=== RECORDS PROVIDED ===

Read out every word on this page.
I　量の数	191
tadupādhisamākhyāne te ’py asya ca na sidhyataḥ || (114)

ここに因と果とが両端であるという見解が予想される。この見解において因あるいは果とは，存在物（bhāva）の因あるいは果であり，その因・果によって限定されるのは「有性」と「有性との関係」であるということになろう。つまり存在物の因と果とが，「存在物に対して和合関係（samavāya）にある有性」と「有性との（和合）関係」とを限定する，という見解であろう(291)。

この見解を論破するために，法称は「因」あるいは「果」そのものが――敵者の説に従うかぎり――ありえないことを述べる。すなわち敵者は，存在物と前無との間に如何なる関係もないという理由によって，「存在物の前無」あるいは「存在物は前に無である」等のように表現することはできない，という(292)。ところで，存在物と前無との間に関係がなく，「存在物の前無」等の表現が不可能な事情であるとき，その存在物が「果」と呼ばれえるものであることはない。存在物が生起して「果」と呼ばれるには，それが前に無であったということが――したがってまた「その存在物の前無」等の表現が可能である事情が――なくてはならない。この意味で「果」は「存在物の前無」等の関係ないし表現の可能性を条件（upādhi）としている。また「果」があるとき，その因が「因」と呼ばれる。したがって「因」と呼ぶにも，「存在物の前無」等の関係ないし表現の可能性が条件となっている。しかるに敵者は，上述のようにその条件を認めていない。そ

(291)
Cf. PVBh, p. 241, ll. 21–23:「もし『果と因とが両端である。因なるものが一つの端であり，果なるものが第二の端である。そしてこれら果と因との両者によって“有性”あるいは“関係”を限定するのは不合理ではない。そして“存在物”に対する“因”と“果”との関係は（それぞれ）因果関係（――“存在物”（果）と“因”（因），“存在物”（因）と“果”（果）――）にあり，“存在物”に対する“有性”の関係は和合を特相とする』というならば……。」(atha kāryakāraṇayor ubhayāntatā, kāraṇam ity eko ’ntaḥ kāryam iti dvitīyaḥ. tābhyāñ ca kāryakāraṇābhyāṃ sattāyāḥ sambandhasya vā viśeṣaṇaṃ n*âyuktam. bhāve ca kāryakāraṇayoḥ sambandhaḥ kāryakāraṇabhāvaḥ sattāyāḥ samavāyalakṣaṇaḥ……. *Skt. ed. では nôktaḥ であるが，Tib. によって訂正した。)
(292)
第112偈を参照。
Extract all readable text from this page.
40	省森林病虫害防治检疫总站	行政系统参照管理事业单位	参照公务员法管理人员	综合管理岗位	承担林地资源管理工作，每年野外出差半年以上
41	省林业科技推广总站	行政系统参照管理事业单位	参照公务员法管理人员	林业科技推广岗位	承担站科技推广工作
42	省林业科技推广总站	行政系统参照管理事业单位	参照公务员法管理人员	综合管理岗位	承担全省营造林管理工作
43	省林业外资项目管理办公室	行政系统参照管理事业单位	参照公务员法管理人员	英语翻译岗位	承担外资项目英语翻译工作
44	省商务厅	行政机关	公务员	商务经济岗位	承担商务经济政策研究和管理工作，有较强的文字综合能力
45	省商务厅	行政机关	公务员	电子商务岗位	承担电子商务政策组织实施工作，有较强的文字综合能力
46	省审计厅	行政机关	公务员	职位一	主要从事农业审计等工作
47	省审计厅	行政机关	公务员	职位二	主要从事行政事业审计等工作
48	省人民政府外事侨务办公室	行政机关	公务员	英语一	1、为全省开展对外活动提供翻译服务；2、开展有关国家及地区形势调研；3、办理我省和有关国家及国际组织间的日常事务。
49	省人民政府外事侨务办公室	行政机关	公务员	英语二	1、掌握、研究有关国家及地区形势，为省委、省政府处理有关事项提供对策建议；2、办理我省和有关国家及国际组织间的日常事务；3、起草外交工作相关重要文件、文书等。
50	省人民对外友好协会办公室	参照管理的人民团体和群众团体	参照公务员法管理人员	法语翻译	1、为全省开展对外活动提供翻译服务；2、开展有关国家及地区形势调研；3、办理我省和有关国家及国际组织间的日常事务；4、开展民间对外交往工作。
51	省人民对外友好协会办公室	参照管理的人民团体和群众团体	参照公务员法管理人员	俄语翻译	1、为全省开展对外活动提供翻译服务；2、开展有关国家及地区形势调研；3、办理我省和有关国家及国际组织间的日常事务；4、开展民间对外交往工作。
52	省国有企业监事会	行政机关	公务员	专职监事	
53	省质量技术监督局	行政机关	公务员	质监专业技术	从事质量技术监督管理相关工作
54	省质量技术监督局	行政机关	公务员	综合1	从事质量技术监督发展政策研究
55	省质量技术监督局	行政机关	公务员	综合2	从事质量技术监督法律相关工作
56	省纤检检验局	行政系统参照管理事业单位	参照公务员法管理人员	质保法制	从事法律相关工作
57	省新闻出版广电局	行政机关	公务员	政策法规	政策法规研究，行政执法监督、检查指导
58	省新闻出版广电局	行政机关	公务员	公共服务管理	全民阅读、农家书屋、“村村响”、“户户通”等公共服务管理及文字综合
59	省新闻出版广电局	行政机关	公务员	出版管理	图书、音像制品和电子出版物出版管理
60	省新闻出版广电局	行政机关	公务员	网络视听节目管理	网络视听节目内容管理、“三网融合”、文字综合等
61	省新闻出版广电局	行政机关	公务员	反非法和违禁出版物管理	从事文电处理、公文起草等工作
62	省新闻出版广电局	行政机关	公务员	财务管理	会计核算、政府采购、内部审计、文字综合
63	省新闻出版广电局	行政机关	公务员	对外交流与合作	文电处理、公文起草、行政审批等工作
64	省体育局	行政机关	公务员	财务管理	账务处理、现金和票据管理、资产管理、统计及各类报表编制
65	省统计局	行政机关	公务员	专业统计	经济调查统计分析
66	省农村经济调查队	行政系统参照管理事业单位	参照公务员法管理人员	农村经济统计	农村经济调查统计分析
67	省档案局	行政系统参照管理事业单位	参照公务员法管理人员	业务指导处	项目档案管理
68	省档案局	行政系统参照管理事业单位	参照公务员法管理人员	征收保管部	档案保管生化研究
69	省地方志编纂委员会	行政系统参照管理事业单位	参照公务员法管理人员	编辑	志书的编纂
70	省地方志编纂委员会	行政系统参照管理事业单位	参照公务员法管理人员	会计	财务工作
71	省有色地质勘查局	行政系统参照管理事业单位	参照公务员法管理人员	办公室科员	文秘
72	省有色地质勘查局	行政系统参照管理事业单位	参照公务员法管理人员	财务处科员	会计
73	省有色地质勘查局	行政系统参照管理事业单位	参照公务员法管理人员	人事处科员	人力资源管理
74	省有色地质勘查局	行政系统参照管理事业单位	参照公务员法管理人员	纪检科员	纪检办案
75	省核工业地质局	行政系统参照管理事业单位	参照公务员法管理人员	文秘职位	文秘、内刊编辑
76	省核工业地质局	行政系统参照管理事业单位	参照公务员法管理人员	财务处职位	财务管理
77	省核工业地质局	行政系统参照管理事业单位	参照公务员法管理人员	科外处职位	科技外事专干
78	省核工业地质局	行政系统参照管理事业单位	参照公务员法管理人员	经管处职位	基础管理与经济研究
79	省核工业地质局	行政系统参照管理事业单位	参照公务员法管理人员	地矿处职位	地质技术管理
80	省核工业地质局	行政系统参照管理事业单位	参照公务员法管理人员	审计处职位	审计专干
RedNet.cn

===

WHAT IS ASKED: Go back to the listing above and please repeat it exactly.

TASK RESULT:
Read out every word on this page.
I　量の数	191
tadupādhisamākhyāne te ’py asya ca na sidhyataḥ || (114)

ここに因と果とが両端であるという見解が予想される。この見解において因あるいは果とは，存在物（bhāva）の因あるいは果であり，その因・果によって限定されるのは「有性」と「有性との関係」であるということになろう。つまり存在物の因と果とが，「存在物に対して和合関係（samavāya）にある有性」と「有性との（和合）関係」とを限定する，という見解であろう(291)。

この見解を論破するために，法称は「因」あるいは「果」そのものが――敵者の説に従うかぎり――ありえないことを述べる。すなわち敵者は，存在物と前無との間に如何なる関係もないという理由によって，「存在物の前無」あるいは「存在物は前に無である」等のように表現することはできない，という(292)。ところで，存在物と前無との間に関係がなく，「存在物の前無」等の表現が不可能な事情であるとき，その存在物が「果」と呼ばれえるものであることはない。存在物が生起して「果」と呼ばれるには，それが前に無であったということが――したがってまた「その存在物の前無」等の表現が可能である事情が――なくてはならない。この意味で「果」は「存在物の前無」等の関係ないし表現の可能性を条件（upādhi）としている。また「果」があるとき，その因が「因」と呼ばれる。したがって「因」と呼ぶにも，「存在物の前無」等の関係ないし表現の可能性が条件となっている。しかるに敵者は，上述のようにその条件を認めていない。そ

(291)
Cf. PVBh, p. 241, ll. 21–23:「もし『果と因とが両端である。因なるものが一つの端であり，果なるものが第二の端である。そしてこれら果と因との両者によって“有性”あるいは“関係”を限定するのは不合理ではない。そして“存在物”に対する“因”と“果”との関係は（それぞれ）因果関係（――“存在物”（果）と“因”（因），“存在物”（因）と“果”（果）――）にあり，“存在物”に対する“有性”の関係は和合を特相とする』というならば……。」(atha kāryakāraṇayor ubhayāntatā, kāraṇam ity eko ’ntaḥ kāryam iti dvitīyaḥ. tābhyāñ ca kāryakāraṇābhyāṃ sattāyāḥ sambandhasya vā viśeṣaṇaṃ n*âyuktam. bhāve ca kāryakāraṇayoḥ sambandhaḥ kāryakāraṇabhāvaḥ sattāyāḥ samavāyalakṣaṇaḥ……. *Skt. ed. では nôktaḥ であるが，Tib. によって訂正した。)
(292)
第112偈を参照。
Extract all readable text from this page.
40	省森林病虫害防治检疫总站	行政系统参照管理事业单位	参照公务员法管理人员	综合管理岗位	承担林地资源管理工作，每年野外出差半年以上
41	省林业科技推广总站	行政系统参照管理事业单位	参照公务员法管理人员	林业科技推广岗位	承担站科技推广工作
42	省林业科技推广总站	行政系统参照管理事业单位	参照公务员法管理人员	综合管理岗位	承担全省营造林管理工作
43	省林业外资项目管理办公室	行政系统参照管理事业单位	参照公务员法管理人员	英语翻译岗位	承担外资项目英语翻译工作
44	省商务厅	行政机关	公务员	商务经济岗位	承担商务经济政策研究和管理工作，有较强的文字综合能力
45	省商务厅	行政机关	公务员	电子商务岗位	承担电子商务政策组织实施工作，有较强的文字综合能力
46	省审计厅	行政机关	公务员	职位一	主要从事农业审计等工作
47	省审计厅	行政机关	公务员	职位二	主要从事行政事业审计等工作
48	省人民政府外事侨务办公室	行政机关	公务员	英语一	1、为全省开展对外活动提供翻译服务；2、开展有关国家及地区形势调研；3、办理我省和有关国家及国际组织间的日常事务。
49	省人民政府外事侨务办公室	行政机关	公务员	英语二	1、掌握、研究有关国家及地区形势，为省委、省政府处理有关事项提供对策建议；2、办理我省和有关国家及国际组织间的日常事务；3、起草外交工作相关重要文件、文书等。
50	省人民对外友好协会办公室	参照管理的人民团体和群众团体	参照公务员法管理人员	法语翻译	1、为全省开展对外活动提供翻译服务；2、开展有关国家及地区形势调研；3、办理我省和有关国家及国际组织间的日常事务；4、开展民间对外交往工作。
51	省人民对外友好协会办公室	参照管理的人民团体和群众团体	参照公务员法管理人员	俄语翻译	1、为全省开展对外活动提供翻译服务；2、开展有关国家及地区形势调研；3、办理我省和有关国家及国际组织间的日常事务；4、开展民间对外交往工作。
52	省国有企业监事会	行政机关	公务员	专职监事	
53	省质量技术监督局	行政机关	公务员	质监专业技术	从事质量技术监督管理相关工作
54	省质量技术监督局	行政机关	公务员	综合1	从事质量技术监督发展政策研究
55	省质量技术监督局	行政机关	公务员	综合2	从事质量技术监督法律相关工作
56	省纤检检验局	行政系统参照管理事业单位	参照公务员法管理人员	质保法制	从事法律相关工作
57	省新闻出版广电局	行政机关	公务员	政策法规	政策法规研究，行政执法监督、检查指导
58	省新闻出版广电局	行政机关	公务员	公共服务管理	全民阅读、农家书屋、“村村响”、“户户通”等公共服务管理及文字综合
59	省新闻出版广电局	行政机关	公务员	出版管理	图书、音像制品和电子出版物出版管理
60	省新闻出版广电局	行政机关	公务员	网络视听节目管理	网络视听节目内容管理、“三网融合”、文字综合等
61	省新闻出版广电局	行政机关	公务员	反非法和违禁出版物管理	从事文电处理、公文起草等工作
62	省新闻出版广电局	行政机关	公务员	财务管理	会计核算、政府采购、内部审计、文字综合
63	省新闻出版广电局	行政机关	公务员	对外交流与合作	文电处理、公文起草、行政审批等工作
64	省体育局	行政机关	公务员	财务管理	账务处理、现金和票据管理、资产管理、统计及各类报表编制
65	省统计局	行政机关	公务员	专业统计	经济调查统计分析
66	省农村经济调查队	行政系统参照管理事业单位	参照公务员法管理人员	农村经济统计	农村经济调查统计分析
67	省档案局	行政系统参照管理事业单位	参照公务员法管理人员	业务指导处	项目档案管理
68	省档案局	行政系统参照管理事业单位	参照公务员法管理人员	征收保管部	档案保管生化研究
69	省地方志编纂委员会	行政系统参照管理事业单位	参照公务员法管理人员	编辑	志书的编纂
70	省地方志编纂委员会	行政系统参照管理事业单位	参照公务员法管理人员	会计	财务工作
71	省有色地质勘查局	行政系统参照管理事业单位	参照公务员法管理人员	办公室科员	文秘
72	省有色地质勘查局	行政系统参照管理事业单位	参照公务员法管理人员	财务处科员	会计
73	省有色地质勘查局	行政系统参照管理事业单位	参照公务员法管理人员	人事处科员	人力资源管理
74	省有色地质勘查局	行政系统参照管理事业单位	参照公务员法管理人员	纪检科员	纪检办案
75	省核工业地质局	行政系统参照管理事业单位	参照公务员法管理人员	文秘职位	文秘、内刊编辑
76	省核工业地质局	行政系统参照管理事业单位	参照公务员法管理人员	财务处职位	财务管理
77	省核工业地质局	行政系统参照管理事业单位	参照公务员法管理人员	科外处职位	科技外事专干
78	省核工业地质局	行政系统参照管理事业单位	参照公务员法管理人员	经管处职位	基础管理与经济研究
79	省核工业地质局	行政系统参照管理事业单位	参照公务员法管理人员	地矿处职位	地质技术管理
80	省核工业地质局	行政系统参照管理事业单位	参照公务员法管理人员	审计处职位	审计专干
RedNet.cn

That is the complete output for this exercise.